AIM OF THE EXERCISE: Will you transcribe all the entries word for word, skipping the pictures they hold?

Entries with figure data:

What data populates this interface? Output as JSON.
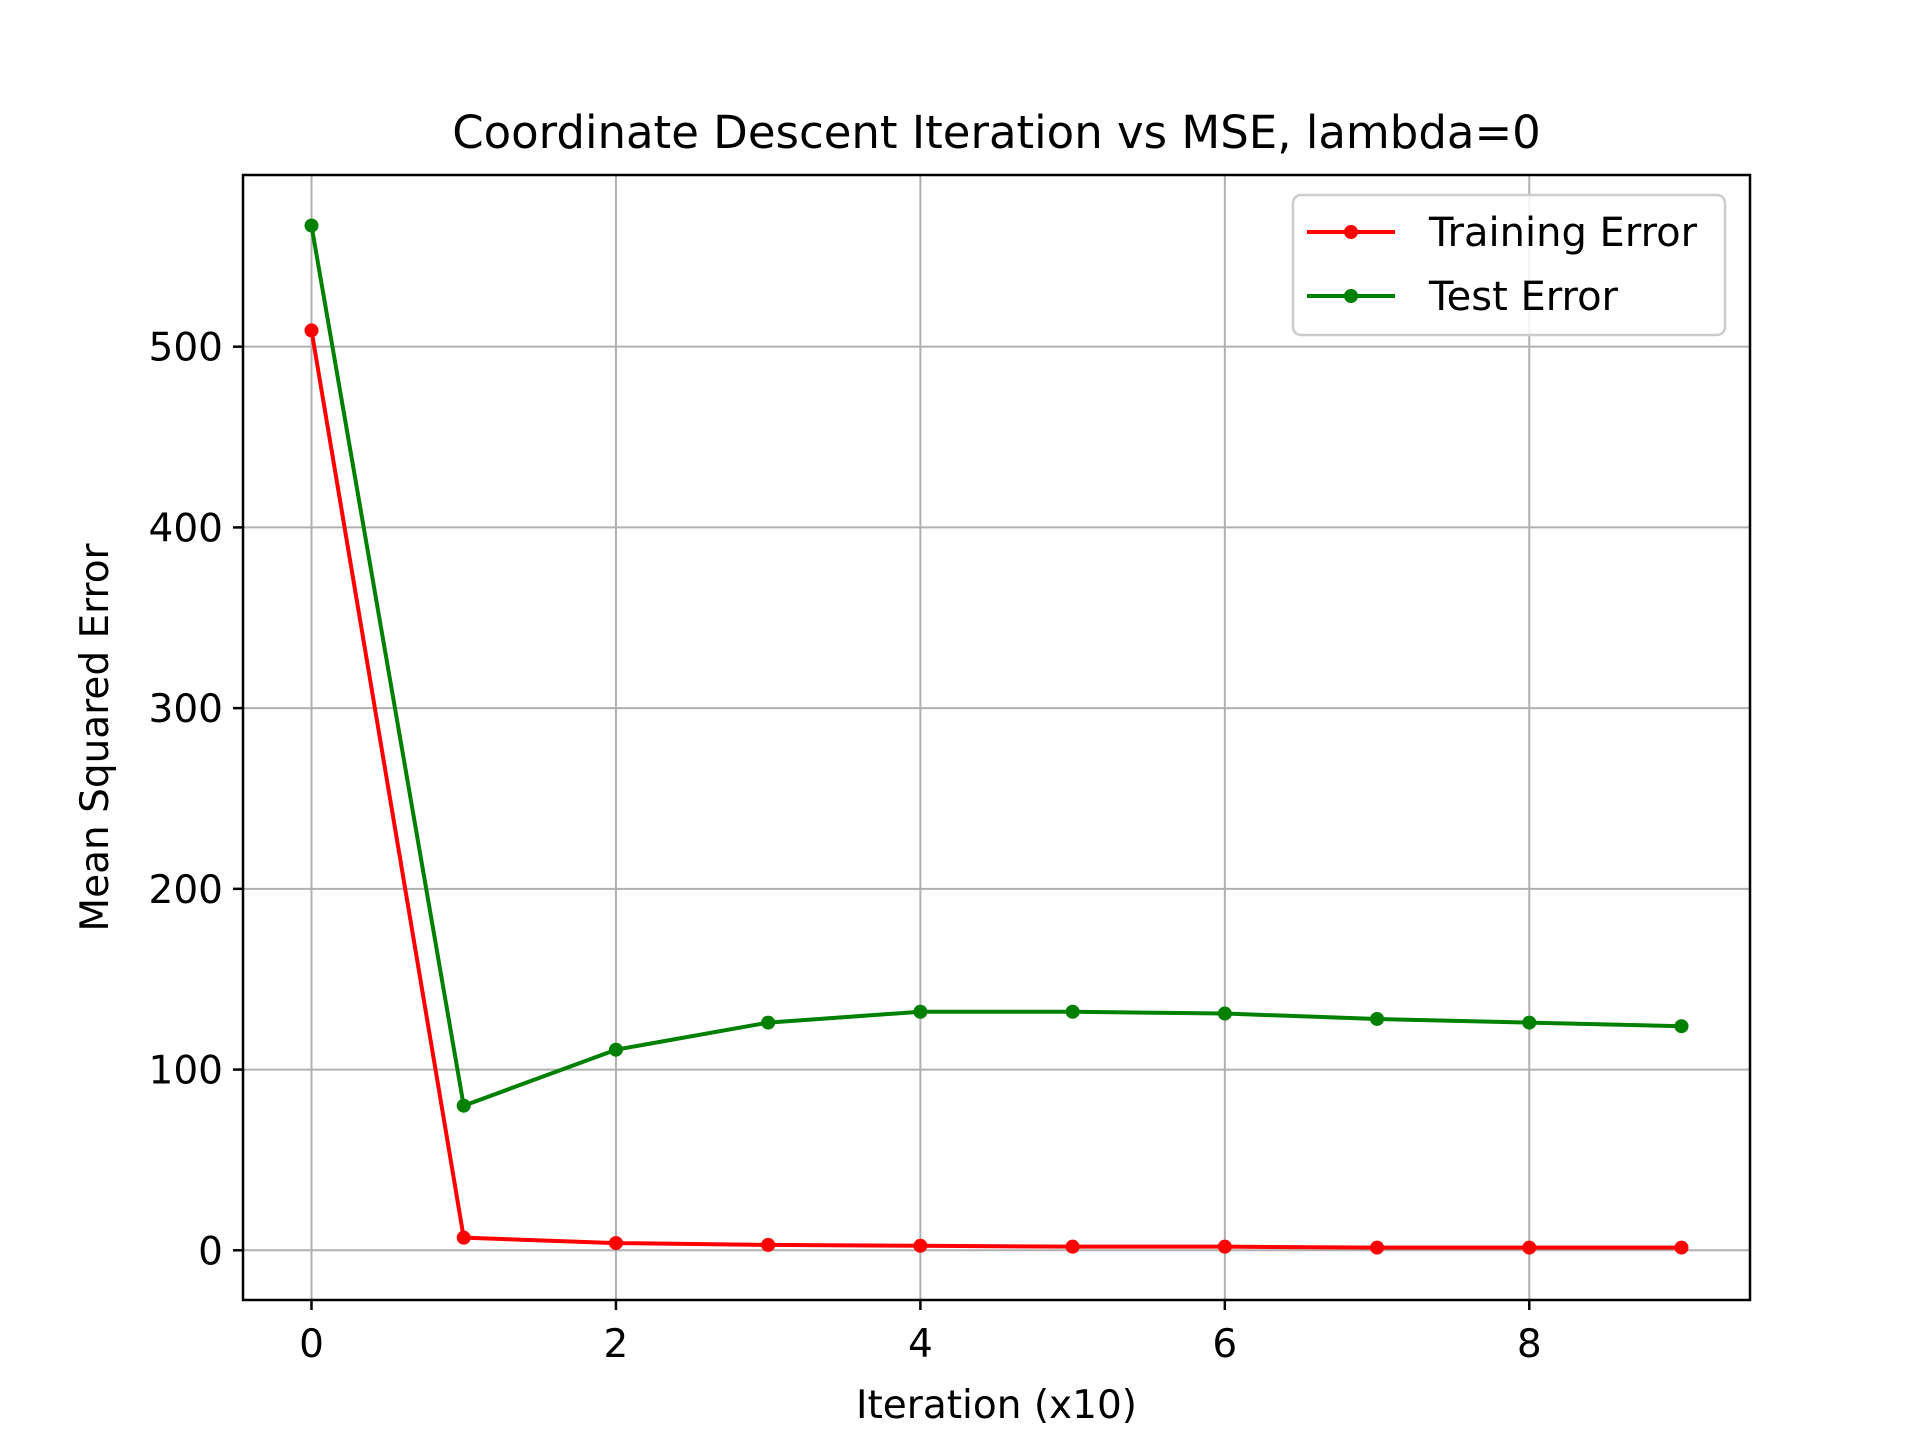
{
  "chart_data": {
    "type": "line",
    "title": "Coordinate Descent Iteration vs MSE, lambda=0",
    "xlabel": "Iteration (x10)",
    "ylabel": "Mean Squared Error",
    "x": [
      0,
      1,
      2,
      3,
      4,
      5,
      6,
      7,
      8,
      9
    ],
    "series": [
      {
        "name": "Training Error",
        "color": "#ff0000",
        "marker": "circle",
        "values": [
          509,
          7,
          4,
          3,
          2.5,
          2,
          2,
          1.5,
          1.5,
          1.5
        ]
      },
      {
        "name": "Test Error",
        "color": "#008000",
        "marker": "circle",
        "values": [
          567,
          80,
          111,
          126,
          132,
          132,
          131,
          128,
          126,
          124
        ]
      }
    ],
    "xlim": [
      -0.45,
      9.45
    ],
    "ylim": [
      -27.5,
      595
    ],
    "xticks": [
      0,
      2,
      4,
      6,
      8
    ],
    "yticks": [
      0,
      100,
      200,
      300,
      400,
      500
    ],
    "grid": true,
    "legend_position": "upper right"
  }
}
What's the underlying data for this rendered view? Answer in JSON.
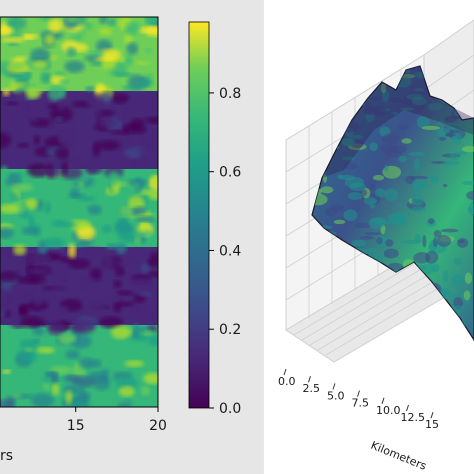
{
  "chart_data": [
    {
      "type": "heatmap",
      "colormap": "viridis",
      "x_tick_labels": [
        "15",
        "20"
      ],
      "x_tick_values": [
        15,
        20
      ],
      "xlim_visible": [
        10.4,
        20
      ],
      "xlabel_fragment": "rs",
      "colorbar": {
        "range": [
          0.0,
          0.98
        ],
        "ticks": [
          0.0,
          0.2,
          0.4,
          0.6,
          0.8
        ],
        "tick_labels": [
          "0.0",
          "0.2",
          "0.4",
          "0.6",
          "0.8"
        ]
      },
      "bands": [
        {
          "description": "high",
          "level": 0.75
        },
        {
          "description": "low",
          "level": 0.08
        },
        {
          "description": "high",
          "level": 0.7
        },
        {
          "description": "low",
          "level": 0.08
        },
        {
          "description": "high",
          "level": 0.65
        }
      ]
    },
    {
      "type": "surface3d",
      "colormap": "viridis",
      "x_tick_labels": [
        "0.0",
        "2.5",
        "5.0",
        "7.5",
        "10.0",
        "12.5",
        "15"
      ],
      "x_tick_values": [
        0.0,
        2.5,
        5.0,
        7.5,
        10.0,
        12.5,
        15
      ],
      "xlabel": "Kilometers",
      "grid": true
    }
  ],
  "colors": {
    "viridis_low": "#440154",
    "viridis_mid": "#21918c",
    "viridis_high": "#fde725",
    "panel_bg_left": "#e6e6e6",
    "panel_bg_right": "#ffffff"
  }
}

RESULT:
What data populates this interface? Output as JSON.
{
  "chart_data": {
    "type": "line",
    "title": "Coordinate Descent Iteration vs MSE, lambda=0",
    "xlabel": "Iteration (x10)",
    "ylabel": "Mean Squared Error",
    "x": [
      0,
      1,
      2,
      3,
      4,
      5,
      6,
      7,
      8,
      9
    ],
    "series": [
      {
        "name": "Training Error",
        "color": "#ff0000",
        "marker": "circle",
        "values": [
          509,
          7,
          4,
          3,
          2.5,
          2,
          2,
          1.5,
          1.5,
          1.5
        ]
      },
      {
        "name": "Test Error",
        "color": "#008000",
        "marker": "circle",
        "values": [
          567,
          80,
          111,
          126,
          132,
          132,
          131,
          128,
          126,
          124
        ]
      }
    ],
    "xlim": [
      -0.45,
      9.45
    ],
    "ylim": [
      -27.5,
      595
    ],
    "xticks": [
      0,
      2,
      4,
      6,
      8
    ],
    "yticks": [
      0,
      100,
      200,
      300,
      400,
      500
    ],
    "grid": true,
    "legend_position": "upper right"
  }
}
What's the underlying data for this rendered view? Answer in JSON.
{
  "chart_data": [
    {
      "type": "heatmap",
      "colormap": "viridis",
      "x_tick_labels": [
        "15",
        "20"
      ],
      "x_tick_values": [
        15,
        20
      ],
      "xlim_visible": [
        10.4,
        20
      ],
      "xlabel_fragment": "rs",
      "colorbar": {
        "range": [
          0.0,
          0.98
        ],
        "ticks": [
          0.0,
          0.2,
          0.4,
          0.6,
          0.8
        ],
        "tick_labels": [
          "0.0",
          "0.2",
          "0.4",
          "0.6",
          "0.8"
        ]
      },
      "bands": [
        {
          "description": "high",
          "level": 0.75
        },
        {
          "description": "low",
          "level": 0.08
        },
        {
          "description": "high",
          "level": 0.7
        },
        {
          "description": "low",
          "level": 0.08
        },
        {
          "description": "high",
          "level": 0.65
        }
      ]
    },
    {
      "type": "surface3d",
      "colormap": "viridis",
      "x_tick_labels": [
        "0.0",
        "2.5",
        "5.0",
        "7.5",
        "10.0",
        "12.5",
        "15"
      ],
      "x_tick_values": [
        0.0,
        2.5,
        5.0,
        7.5,
        10.0,
        12.5,
        15
      ],
      "xlabel": "Kilometers",
      "grid": true
    }
  ],
  "colors": {
    "viridis_low": "#440154",
    "viridis_mid": "#21918c",
    "viridis_high": "#fde725",
    "panel_bg_left": "#e6e6e6",
    "panel_bg_right": "#ffffff"
  }
}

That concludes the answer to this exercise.